### WHAT TO WORK ON:
Give only a count of the lines that include the string "xlabel".

### DATA ROWS:
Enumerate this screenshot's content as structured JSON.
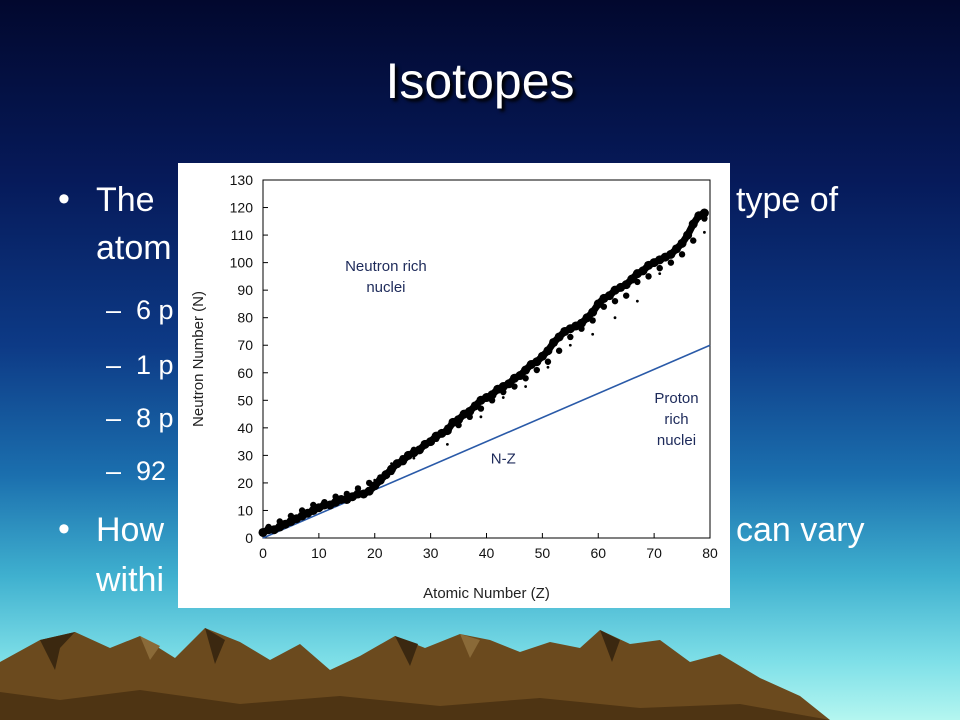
{
  "slide": {
    "title": "Isotopes",
    "bullets": [
      {
        "line1": "The",
        "line1_right": "type of",
        "line2": "atom"
      },
      {
        "line1": "How",
        "line1_right": "can vary",
        "line2": "withi"
      }
    ],
    "sub_items": [
      "6 p",
      "1 p",
      "8 p",
      "92"
    ],
    "dash": "–",
    "bullet_char": "•"
  },
  "chart_data": {
    "type": "scatter",
    "xlabel": "Atomic Number (Z)",
    "ylabel": "Neutron Number (N)",
    "xlim": [
      0,
      80
    ],
    "ylim": [
      0,
      130
    ],
    "xticks": [
      "0",
      "10",
      "20",
      "30",
      "40",
      "50",
      "60",
      "70",
      "80"
    ],
    "yticks": [
      "0",
      "10",
      "20",
      "30",
      "40",
      "50",
      "60",
      "70",
      "80",
      "90",
      "100",
      "110",
      "120",
      "130"
    ],
    "grid": false,
    "annotations": [
      {
        "lines": [
          "Neutron rich",
          "nuclei"
        ],
        "x": 22,
        "y": 97
      },
      {
        "lines": [
          "Proton",
          "rich",
          "nuclei"
        ],
        "x": 74,
        "y": 49
      },
      {
        "lines": [
          "N-Z"
        ],
        "x": 43,
        "y": 27
      }
    ],
    "reference_line": {
      "name": "N-Z",
      "points": [
        [
          0,
          0
        ],
        [
          80,
          70
        ]
      ]
    },
    "series": [
      {
        "x": [
          0,
          1,
          2,
          3,
          4,
          5,
          6,
          7,
          8,
          9,
          10,
          11,
          12,
          13,
          14,
          15,
          16,
          17,
          18,
          19,
          20,
          21,
          22,
          23,
          24,
          25,
          26,
          27,
          28,
          29,
          30,
          31,
          32,
          33,
          34,
          35,
          36,
          37,
          38,
          39,
          40,
          41,
          42,
          43,
          44,
          45,
          46,
          47,
          48,
          49,
          50,
          51,
          52,
          53,
          54,
          55,
          56,
          57,
          58,
          59,
          60,
          61,
          62,
          63,
          64,
          65,
          66,
          67,
          68,
          69,
          70,
          71,
          72,
          73,
          74,
          75,
          76,
          77,
          78,
          79
        ],
        "y": [
          2,
          3,
          3,
          4,
          5,
          6,
          7,
          8,
          9,
          10,
          11,
          12,
          12,
          13,
          14,
          14,
          15,
          16,
          16,
          17,
          19,
          21,
          23,
          25,
          27,
          28,
          30,
          31,
          32,
          34,
          35,
          37,
          38,
          39,
          42,
          43,
          45,
          46,
          48,
          50,
          51,
          52,
          54,
          55,
          56,
          58,
          59,
          61,
          63,
          64,
          66,
          68,
          71,
          73,
          75,
          76,
          77,
          78,
          80,
          82,
          85,
          87,
          88,
          90,
          91,
          92,
          94,
          96,
          97,
          99,
          100,
          101,
          102,
          103,
          105,
          107,
          110,
          114,
          117,
          118
        ]
      },
      {
        "x": [
          1,
          3,
          5,
          7,
          9,
          11,
          13,
          15,
          17,
          19,
          21,
          23,
          25,
          27,
          29,
          31,
          33,
          35,
          37,
          39,
          41,
          43,
          45,
          47,
          49,
          51,
          53,
          55,
          57,
          59,
          61,
          63,
          65,
          67,
          69,
          71,
          73,
          75,
          77,
          79
        ],
        "y": [
          4,
          6,
          8,
          10,
          12,
          13,
          15,
          16,
          18,
          20,
          22,
          24,
          29,
          32,
          34,
          36,
          40,
          41,
          44,
          47,
          50,
          53,
          55,
          58,
          61,
          64,
          68,
          73,
          76,
          79,
          84,
          86,
          88,
          93,
          95,
          98,
          100,
          103,
          108,
          116
        ]
      },
      {
        "x": [
          20,
          23,
          27,
          33,
          39,
          43,
          47,
          51,
          55,
          59,
          63,
          67,
          71,
          75,
          79
        ],
        "y": [
          21,
          27,
          29,
          34,
          44,
          51,
          55,
          62,
          70,
          74,
          80,
          86,
          96,
          103,
          111
        ]
      }
    ]
  }
}
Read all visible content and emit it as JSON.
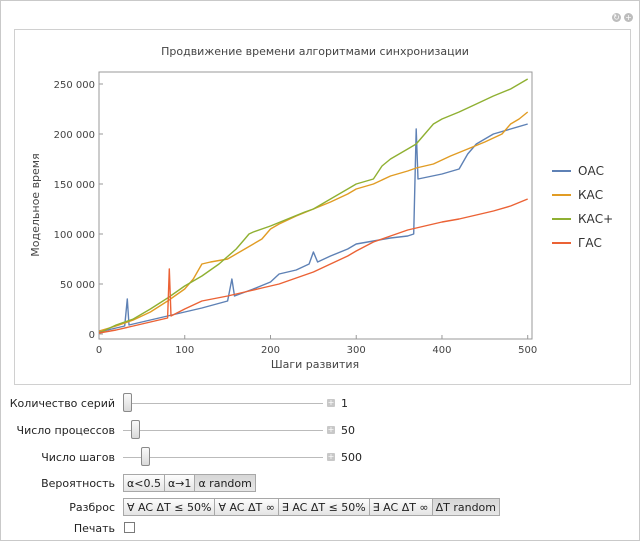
{
  "chart_data": {
    "type": "line",
    "title": "Продвижение времени алгоритмами синхронизации",
    "xlabel": "Шаги развития",
    "ylabel": "Модельное время",
    "xlim": [
      0,
      505
    ],
    "ylim": [
      -5000,
      262000
    ],
    "x_ticks": [
      0,
      100,
      200,
      300,
      400,
      500
    ],
    "x_tick_labels": [
      "0",
      "100",
      "200",
      "300",
      "400",
      "500"
    ],
    "y_ticks": [
      0,
      50000,
      100000,
      150000,
      200000,
      250000
    ],
    "y_tick_labels": [
      "0",
      "50 000",
      "100 000",
      "150 000",
      "200 000",
      "250 000"
    ],
    "legend_position": "right",
    "series": [
      {
        "name": "ОАС",
        "color": "#5e81b5",
        "points": [
          [
            0,
            2000
          ],
          [
            20,
            6000
          ],
          [
            30,
            8000
          ],
          [
            33,
            35000
          ],
          [
            35,
            9000
          ],
          [
            60,
            14000
          ],
          [
            80,
            18000
          ],
          [
            100,
            22000
          ],
          [
            120,
            26000
          ],
          [
            150,
            33000
          ],
          [
            155,
            55000
          ],
          [
            158,
            38000
          ],
          [
            180,
            45000
          ],
          [
            200,
            52000
          ],
          [
            210,
            60000
          ],
          [
            230,
            64000
          ],
          [
            245,
            70000
          ],
          [
            250,
            82000
          ],
          [
            255,
            72000
          ],
          [
            270,
            78000
          ],
          [
            290,
            85000
          ],
          [
            300,
            90000
          ],
          [
            320,
            93000
          ],
          [
            340,
            96000
          ],
          [
            360,
            98000
          ],
          [
            367,
            100000
          ],
          [
            370,
            205000
          ],
          [
            372,
            155000
          ],
          [
            400,
            160000
          ],
          [
            420,
            165000
          ],
          [
            430,
            180000
          ],
          [
            440,
            190000
          ],
          [
            460,
            200000
          ],
          [
            480,
            205000
          ],
          [
            500,
            210000
          ]
        ]
      },
      {
        "name": "КАС",
        "color": "#e19c24",
        "points": [
          [
            0,
            3000
          ],
          [
            20,
            8000
          ],
          [
            40,
            14000
          ],
          [
            60,
            22000
          ],
          [
            80,
            33000
          ],
          [
            100,
            45000
          ],
          [
            110,
            55000
          ],
          [
            120,
            70000
          ],
          [
            130,
            72000
          ],
          [
            150,
            75000
          ],
          [
            170,
            85000
          ],
          [
            190,
            95000
          ],
          [
            200,
            105000
          ],
          [
            210,
            110000
          ],
          [
            230,
            118000
          ],
          [
            250,
            125000
          ],
          [
            270,
            132000
          ],
          [
            290,
            140000
          ],
          [
            300,
            145000
          ],
          [
            320,
            150000
          ],
          [
            340,
            158000
          ],
          [
            360,
            163000
          ],
          [
            370,
            166000
          ],
          [
            390,
            170000
          ],
          [
            410,
            178000
          ],
          [
            430,
            185000
          ],
          [
            450,
            192000
          ],
          [
            470,
            200000
          ],
          [
            480,
            210000
          ],
          [
            490,
            215000
          ],
          [
            500,
            222000
          ]
        ]
      },
      {
        "name": "КАС+",
        "color": "#8fb032",
        "points": [
          [
            0,
            1000
          ],
          [
            20,
            9000
          ],
          [
            40,
            15000
          ],
          [
            60,
            25000
          ],
          [
            80,
            36000
          ],
          [
            100,
            48000
          ],
          [
            120,
            58000
          ],
          [
            140,
            70000
          ],
          [
            160,
            85000
          ],
          [
            170,
            95000
          ],
          [
            175,
            100000
          ],
          [
            180,
            102000
          ],
          [
            200,
            108000
          ],
          [
            220,
            115000
          ],
          [
            240,
            122000
          ],
          [
            250,
            125000
          ],
          [
            270,
            135000
          ],
          [
            290,
            145000
          ],
          [
            300,
            150000
          ],
          [
            320,
            155000
          ],
          [
            330,
            168000
          ],
          [
            340,
            175000
          ],
          [
            350,
            180000
          ],
          [
            360,
            185000
          ],
          [
            370,
            190000
          ],
          [
            380,
            200000
          ],
          [
            390,
            210000
          ],
          [
            400,
            215000
          ],
          [
            420,
            222000
          ],
          [
            440,
            230000
          ],
          [
            460,
            238000
          ],
          [
            480,
            245000
          ],
          [
            500,
            255000
          ]
        ]
      },
      {
        "name": "ГАС",
        "color": "#eb6235",
        "points": [
          [
            0,
            1000
          ],
          [
            20,
            4000
          ],
          [
            40,
            8000
          ],
          [
            60,
            12000
          ],
          [
            80,
            16000
          ],
          [
            82,
            65000
          ],
          [
            84,
            18000
          ],
          [
            100,
            25000
          ],
          [
            120,
            33000
          ],
          [
            150,
            38000
          ],
          [
            170,
            42000
          ],
          [
            190,
            46000
          ],
          [
            210,
            50000
          ],
          [
            230,
            56000
          ],
          [
            250,
            62000
          ],
          [
            270,
            70000
          ],
          [
            290,
            78000
          ],
          [
            300,
            83000
          ],
          [
            320,
            92000
          ],
          [
            340,
            98000
          ],
          [
            360,
            104000
          ],
          [
            380,
            108000
          ],
          [
            400,
            112000
          ],
          [
            420,
            115000
          ],
          [
            440,
            119000
          ],
          [
            460,
            123000
          ],
          [
            480,
            128000
          ],
          [
            500,
            135000
          ]
        ]
      }
    ]
  },
  "controls": {
    "series_count": {
      "label": "Количество серий",
      "value": "1",
      "fraction": 0.0
    },
    "process_count": {
      "label": "Число процессов",
      "value": "50",
      "fraction": 0.04
    },
    "step_count": {
      "label": "Число шагов",
      "value": "500",
      "fraction": 0.09
    },
    "probability": {
      "label": "Вероятность",
      "options": [
        "α<0.5",
        "α→1",
        "α random"
      ],
      "selected": 2
    },
    "spread": {
      "label": "Разброс",
      "options": [
        "∀ AC ΔT ≤ 50%",
        "∀ AC ΔT ∞",
        "∃ AC ΔT ≤ 50%",
        "∃ AC ΔT ∞",
        "ΔT random"
      ],
      "selected": 4
    },
    "print": {
      "label": "Печать"
    }
  }
}
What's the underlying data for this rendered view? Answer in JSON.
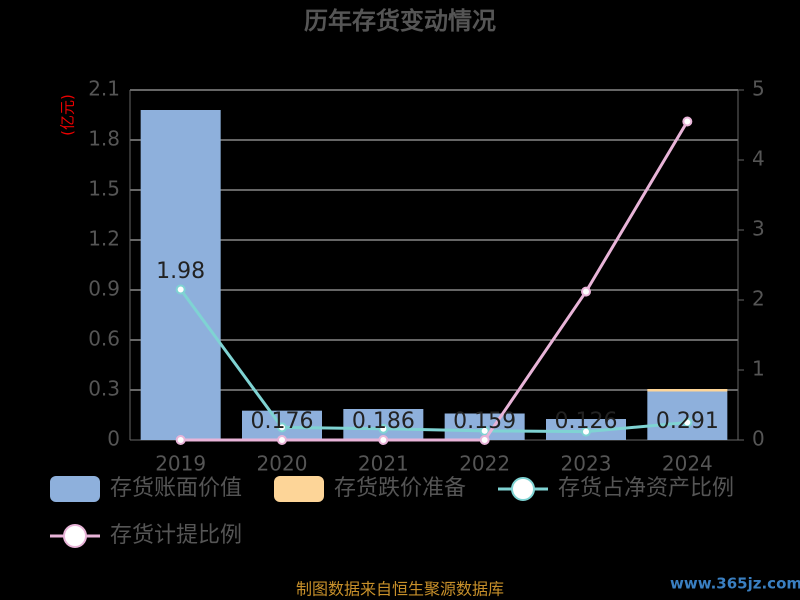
{
  "chart_data": {
    "type": "bar",
    "title": "历年存货变动情况",
    "y_axis_label": "(亿元)",
    "categories": [
      "2019",
      "2020",
      "2021",
      "2022",
      "2023",
      "2024"
    ],
    "series": [
      {
        "name": "存货账面价值",
        "color": "#8eb0dc",
        "type": "bar",
        "values": [
          1.98,
          0.176,
          0.186,
          0.159,
          0.126,
          0.291
        ]
      },
      {
        "name": "存货跌价准备",
        "color": "#fdd598",
        "type": "bar",
        "values": [
          0,
          0,
          0,
          0,
          0,
          0.015
        ]
      },
      {
        "name": "存货占净资产比例",
        "color": "#7fd3d3",
        "type": "line",
        "axis": "y2",
        "values": [
          2.15,
          0.18,
          0.16,
          0.13,
          0.12,
          0.25
        ]
      },
      {
        "name": "存货计提比例",
        "color": "#e8b4d8",
        "type": "line",
        "axis": "y2",
        "values": [
          0,
          0,
          0,
          0,
          2.12,
          4.55
        ]
      }
    ],
    "ylim": [
      0,
      2.1
    ],
    "yticks": [
      0,
      0.3,
      0.6,
      0.9,
      1.2,
      1.5,
      1.8,
      2.1
    ],
    "y2lim": [
      0,
      5
    ],
    "y2ticks": [
      0,
      1,
      2,
      3,
      4,
      5
    ],
    "grid": true,
    "source": "制图数据来自恒生聚源数据库",
    "watermark": "www.365jz.com"
  }
}
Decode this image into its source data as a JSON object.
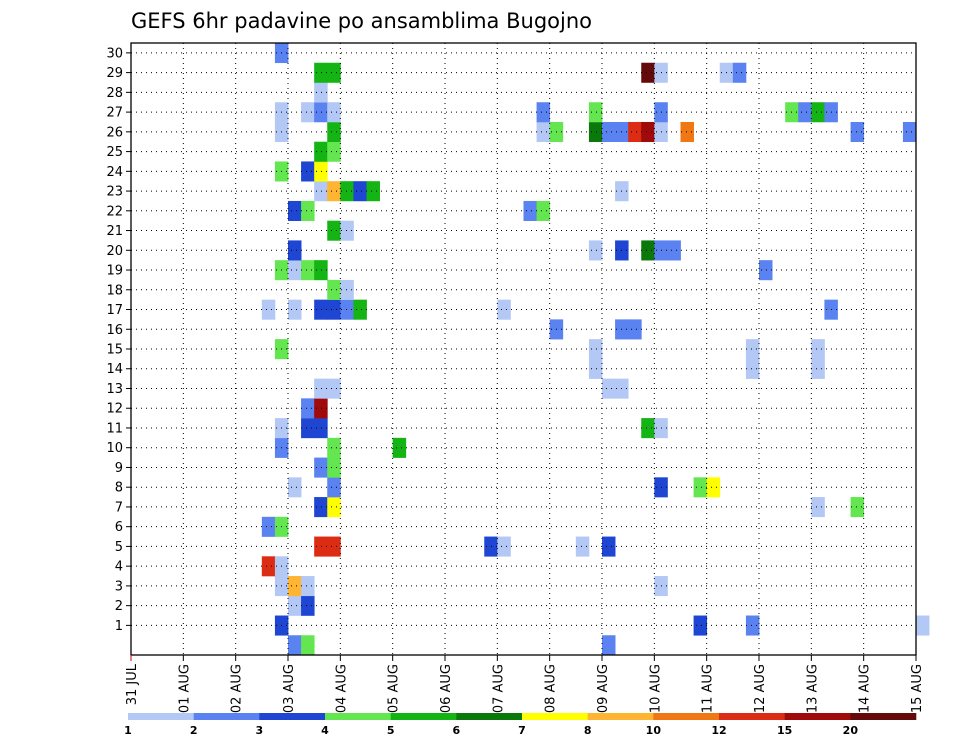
{
  "chart_data": {
    "type": "heatmap",
    "title": "GEFS 6hr padavine po ansamblima Bugojno",
    "x_tick_labels": [
      "31 JUL",
      "01 AUG",
      "02 AUG",
      "03 AUG",
      "04 AUG",
      "05 AUG",
      "06 AUG",
      "07 AUG",
      "08 AUG",
      "09 AUG",
      "10 AUG",
      "11 AUG",
      "12 AUG",
      "13 AUG",
      "14 AUG",
      "15 AUG"
    ],
    "x_steps_per_day": 4,
    "y_tick_labels": [
      "1",
      "2",
      "3",
      "4",
      "5",
      "6",
      "7",
      "8",
      "9",
      "10",
      "11",
      "12",
      "13",
      "14",
      "15",
      "16",
      "17",
      "18",
      "19",
      "20",
      "21",
      "22",
      "23",
      "24",
      "25",
      "26",
      "27",
      "28",
      "29",
      "30"
    ],
    "grid": true,
    "legend_position": "bottom",
    "legend": {
      "labels": [
        "1",
        "2",
        "3",
        "4",
        "5",
        "6",
        "7",
        "8",
        "10",
        "12",
        "15",
        "20"
      ],
      "colors": [
        "#b4c8f5",
        "#5a82f0",
        "#1e46d2",
        "#64e650",
        "#14b414",
        "#0a780a",
        "#ffff00",
        "#ffb432",
        "#f07814",
        "#dc2d14",
        "#a00a0a",
        "#640a0a"
      ]
    },
    "members": [
      {
        "member": 0,
        "cells": [
          [
            12,
            2
          ],
          [
            13,
            4
          ],
          [
            36,
            2
          ]
        ]
      },
      {
        "member": 1,
        "cells": [
          [
            11,
            3
          ],
          [
            43,
            3
          ],
          [
            47,
            2
          ],
          [
            60,
            1
          ]
        ]
      },
      {
        "member": 2,
        "cells": [
          [
            12,
            1
          ],
          [
            13,
            3
          ]
        ]
      },
      {
        "member": 3,
        "cells": [
          [
            11,
            1
          ],
          [
            12,
            8
          ],
          [
            13,
            1
          ],
          [
            40,
            1
          ]
        ]
      },
      {
        "member": 4,
        "cells": [
          [
            10,
            10
          ],
          [
            11,
            1
          ]
        ]
      },
      {
        "member": 5,
        "cells": [
          [
            14,
            10
          ],
          [
            15,
            10
          ],
          [
            27,
            3
          ],
          [
            28,
            1
          ],
          [
            34,
            1
          ],
          [
            36,
            3
          ]
        ]
      },
      {
        "member": 6,
        "cells": [
          [
            10,
            2
          ],
          [
            11,
            4
          ]
        ]
      },
      {
        "member": 7,
        "cells": [
          [
            14,
            3
          ],
          [
            15,
            7
          ],
          [
            52,
            1
          ],
          [
            55,
            4
          ]
        ]
      },
      {
        "member": 8,
        "cells": [
          [
            12,
            1
          ],
          [
            15,
            2
          ],
          [
            40,
            3
          ],
          [
            43,
            4
          ],
          [
            44,
            7
          ]
        ]
      },
      {
        "member": 9,
        "cells": [
          [
            14,
            2
          ],
          [
            15,
            4
          ]
        ]
      },
      {
        "member": 10,
        "cells": [
          [
            11,
            2
          ],
          [
            15,
            4
          ],
          [
            20,
            5
          ]
        ]
      },
      {
        "member": 11,
        "cells": [
          [
            11,
            1
          ],
          [
            13,
            3
          ],
          [
            14,
            3
          ],
          [
            39,
            5
          ],
          [
            40,
            1
          ]
        ]
      },
      {
        "member": 12,
        "cells": [
          [
            13,
            2
          ],
          [
            14,
            11
          ]
        ]
      },
      {
        "member": 13,
        "cells": [
          [
            14,
            1
          ],
          [
            15,
            1
          ],
          [
            36,
            1
          ],
          [
            37,
            1
          ]
        ]
      },
      {
        "member": 14,
        "cells": [
          [
            35,
            1
          ],
          [
            47,
            1
          ],
          [
            52,
            1
          ]
        ]
      },
      {
        "member": 15,
        "cells": [
          [
            11,
            4
          ],
          [
            35,
            1
          ],
          [
            47,
            1
          ],
          [
            52,
            1
          ]
        ]
      },
      {
        "member": 16,
        "cells": [
          [
            32,
            2
          ],
          [
            37,
            2
          ],
          [
            38,
            2
          ]
        ]
      },
      {
        "member": 17,
        "cells": [
          [
            10,
            1
          ],
          [
            12,
            1
          ],
          [
            14,
            3
          ],
          [
            15,
            3
          ],
          [
            16,
            2
          ],
          [
            17,
            5
          ],
          [
            28,
            1
          ],
          [
            53,
            2
          ]
        ]
      },
      {
        "member": 18,
        "cells": [
          [
            15,
            4
          ],
          [
            16,
            1
          ]
        ]
      },
      {
        "member": 19,
        "cells": [
          [
            11,
            4
          ],
          [
            12,
            1
          ],
          [
            13,
            4
          ],
          [
            14,
            5
          ],
          [
            48,
            2
          ]
        ]
      },
      {
        "member": 20,
        "cells": [
          [
            12,
            3
          ],
          [
            35,
            1
          ],
          [
            37,
            3
          ],
          [
            39,
            6
          ],
          [
            40,
            2
          ],
          [
            41,
            2
          ]
        ]
      },
      {
        "member": 21,
        "cells": [
          [
            15,
            5
          ],
          [
            16,
            1
          ]
        ]
      },
      {
        "member": 22,
        "cells": [
          [
            12,
            3
          ],
          [
            13,
            4
          ],
          [
            30,
            2
          ],
          [
            31,
            4
          ]
        ]
      },
      {
        "member": 23,
        "cells": [
          [
            14,
            1
          ],
          [
            15,
            8
          ],
          [
            16,
            5
          ],
          [
            17,
            3
          ],
          [
            18,
            5
          ],
          [
            37,
            1
          ]
        ]
      },
      {
        "member": 24,
        "cells": [
          [
            11,
            4
          ],
          [
            13,
            3
          ],
          [
            14,
            7
          ]
        ]
      },
      {
        "member": 25,
        "cells": [
          [
            14,
            5
          ],
          [
            15,
            4
          ]
        ]
      },
      {
        "member": 26,
        "cells": [
          [
            11,
            1
          ],
          [
            15,
            5
          ],
          [
            31,
            1
          ],
          [
            32,
            4
          ],
          [
            35,
            6
          ],
          [
            36,
            2
          ],
          [
            37,
            2
          ],
          [
            38,
            10
          ],
          [
            39,
            11
          ],
          [
            40,
            1
          ],
          [
            42,
            9
          ],
          [
            55,
            2
          ],
          [
            59,
            2
          ]
        ]
      },
      {
        "member": 27,
        "cells": [
          [
            11,
            1
          ],
          [
            13,
            1
          ],
          [
            14,
            2
          ],
          [
            15,
            1
          ],
          [
            31,
            2
          ],
          [
            35,
            4
          ],
          [
            40,
            2
          ],
          [
            50,
            4
          ],
          [
            51,
            2
          ],
          [
            52,
            5
          ],
          [
            53,
            2
          ]
        ]
      },
      {
        "member": 28,
        "cells": [
          [
            14,
            1
          ]
        ]
      },
      {
        "member": 29,
        "cells": [
          [
            14,
            5
          ],
          [
            15,
            5
          ],
          [
            39,
            12
          ],
          [
            40,
            1
          ],
          [
            45,
            1
          ],
          [
            46,
            2
          ]
        ]
      },
      {
        "member": 30,
        "cells": [
          [
            11,
            2
          ]
        ]
      }
    ]
  }
}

### ANSWER FOR THE TASK:
2